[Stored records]

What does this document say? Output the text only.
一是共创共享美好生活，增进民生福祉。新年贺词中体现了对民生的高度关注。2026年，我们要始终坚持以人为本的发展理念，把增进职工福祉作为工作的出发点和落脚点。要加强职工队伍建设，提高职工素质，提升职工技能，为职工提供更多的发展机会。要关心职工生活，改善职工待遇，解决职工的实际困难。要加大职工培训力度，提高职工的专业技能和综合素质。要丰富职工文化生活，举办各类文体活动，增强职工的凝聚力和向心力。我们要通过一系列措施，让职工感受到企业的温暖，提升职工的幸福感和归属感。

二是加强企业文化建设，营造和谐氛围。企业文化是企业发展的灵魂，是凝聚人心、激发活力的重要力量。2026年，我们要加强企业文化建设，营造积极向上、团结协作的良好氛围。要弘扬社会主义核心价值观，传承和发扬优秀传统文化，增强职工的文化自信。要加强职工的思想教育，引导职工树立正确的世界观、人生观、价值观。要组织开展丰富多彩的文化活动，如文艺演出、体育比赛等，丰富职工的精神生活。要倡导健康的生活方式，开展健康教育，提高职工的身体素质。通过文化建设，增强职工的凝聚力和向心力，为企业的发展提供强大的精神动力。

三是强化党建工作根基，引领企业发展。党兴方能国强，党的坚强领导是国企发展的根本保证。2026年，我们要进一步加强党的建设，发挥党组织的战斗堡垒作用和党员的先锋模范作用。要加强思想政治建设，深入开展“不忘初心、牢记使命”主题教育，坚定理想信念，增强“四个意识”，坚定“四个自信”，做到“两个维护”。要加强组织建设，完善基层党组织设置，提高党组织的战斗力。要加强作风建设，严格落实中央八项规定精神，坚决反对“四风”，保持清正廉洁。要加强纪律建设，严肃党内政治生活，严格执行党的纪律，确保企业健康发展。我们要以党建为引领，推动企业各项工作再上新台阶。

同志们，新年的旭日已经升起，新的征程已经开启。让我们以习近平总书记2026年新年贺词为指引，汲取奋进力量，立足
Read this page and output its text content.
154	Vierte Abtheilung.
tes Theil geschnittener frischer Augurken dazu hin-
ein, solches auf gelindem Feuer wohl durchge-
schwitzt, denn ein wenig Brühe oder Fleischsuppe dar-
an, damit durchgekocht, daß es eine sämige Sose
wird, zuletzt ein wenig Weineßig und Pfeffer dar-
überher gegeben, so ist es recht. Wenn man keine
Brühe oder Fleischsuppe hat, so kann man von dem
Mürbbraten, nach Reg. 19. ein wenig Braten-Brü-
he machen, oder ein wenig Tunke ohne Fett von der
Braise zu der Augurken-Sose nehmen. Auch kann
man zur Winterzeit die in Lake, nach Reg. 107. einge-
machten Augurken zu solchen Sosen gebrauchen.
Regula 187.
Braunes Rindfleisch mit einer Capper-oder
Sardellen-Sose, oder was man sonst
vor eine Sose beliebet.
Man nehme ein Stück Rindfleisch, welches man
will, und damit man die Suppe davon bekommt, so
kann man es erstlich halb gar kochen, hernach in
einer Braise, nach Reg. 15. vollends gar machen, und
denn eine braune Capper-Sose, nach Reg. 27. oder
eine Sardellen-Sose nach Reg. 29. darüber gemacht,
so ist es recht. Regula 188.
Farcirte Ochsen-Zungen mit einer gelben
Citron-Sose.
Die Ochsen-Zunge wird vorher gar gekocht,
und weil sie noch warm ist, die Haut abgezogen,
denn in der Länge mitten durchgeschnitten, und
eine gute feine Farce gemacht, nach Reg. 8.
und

The problem: Word for word, extract all the records.

Exercise solution:
What does this document say? Output the text only.
一是共创共享美好生活，增进民生福祉。新年贺词中体现了对民生的高度关注。2026年，我们要始终坚持以人为本的发展理念，把增进职工福祉作为工作的出发点和落脚点。要加强职工队伍建设，提高职工素质，提升职工技能，为职工提供更多的发展机会。要关心职工生活，改善职工待遇，解决职工的实际困难。要加大职工培训力度，提高职工的专业技能和综合素质。要丰富职工文化生活，举办各类文体活动，增强职工的凝聚力和向心力。我们要通过一系列措施，让职工感受到企业的温暖，提升职工的幸福感和归属感。

二是加强企业文化建设，营造和谐氛围。企业文化是企业发展的灵魂，是凝聚人心、激发活力的重要力量。2026年，我们要加强企业文化建设，营造积极向上、团结协作的良好氛围。要弘扬社会主义核心价值观，传承和发扬优秀传统文化，增强职工的文化自信。要加强职工的思想教育，引导职工树立正确的世界观、人生观、价值观。要组织开展丰富多彩的文化活动，如文艺演出、体育比赛等，丰富职工的精神生活。要倡导健康的生活方式，开展健康教育，提高职工的身体素质。通过文化建设，增强职工的凝聚力和向心力，为企业的发展提供强大的精神动力。

三是强化党建工作根基，引领企业发展。党兴方能国强，党的坚强领导是国企发展的根本保证。2026年，我们要进一步加强党的建设，发挥党组织的战斗堡垒作用和党员的先锋模范作用。要加强思想政治建设，深入开展“不忘初心、牢记使命”主题教育，坚定理想信念，增强“四个意识”，坚定“四个自信”，做到“两个维护”。要加强组织建设，完善基层党组织设置，提高党组织的战斗力。要加强作风建设，严格落实中央八项规定精神，坚决反对“四风”，保持清正廉洁。要加强纪律建设，严肃党内政治生活，严格执行党的纪律，确保企业健康发展。我们要以党建为引领，推动企业各项工作再上新台阶。

同志们，新年的旭日已经升起，新的征程已经开启。让我们以习近平总书记2026年新年贺词为指引，汲取奋进力量，立足
Read this page and output its text content.
154	Vierte Abtheilung.
tes Theil geschnittener frischer Augurken dazu hin-
ein, solches auf gelindem Feuer wohl durchge-
schwitzt, denn ein wenig Brühe oder Fleischsuppe dar-
an, damit durchgekocht, daß es eine sämige Sose
wird, zuletzt ein wenig Weineßig und Pfeffer dar-
überher gegeben, so ist es recht. Wenn man keine
Brühe oder Fleischsuppe hat, so kann man von dem
Mürbbraten, nach Reg. 19. ein wenig Braten-Brü-
he machen, oder ein wenig Tunke ohne Fett von der
Braise zu der Augurken-Sose nehmen. Auch kann
man zur Winterzeit die in Lake, nach Reg. 107. einge-
machten Augurken zu solchen Sosen gebrauchen.
Regula 187.
Braunes Rindfleisch mit einer Capper-oder
Sardellen-Sose, oder was man sonst
vor eine Sose beliebet.
Man nehme ein Stück Rindfleisch, welches man
will, und damit man die Suppe davon bekommt, so
kann man es erstlich halb gar kochen, hernach in
einer Braise, nach Reg. 15. vollends gar machen, und
denn eine braune Capper-Sose, nach Reg. 27. oder
eine Sardellen-Sose nach Reg. 29. darüber gemacht,
so ist es recht. Regula 188.
Farcirte Ochsen-Zungen mit einer gelben
Citron-Sose.
Die Ochsen-Zunge wird vorher gar gekocht,
und weil sie noch warm ist, die Haut abgezogen,
denn in der Länge mitten durchgeschnitten, und
eine gute feine Farce gemacht, nach Reg. 8.
und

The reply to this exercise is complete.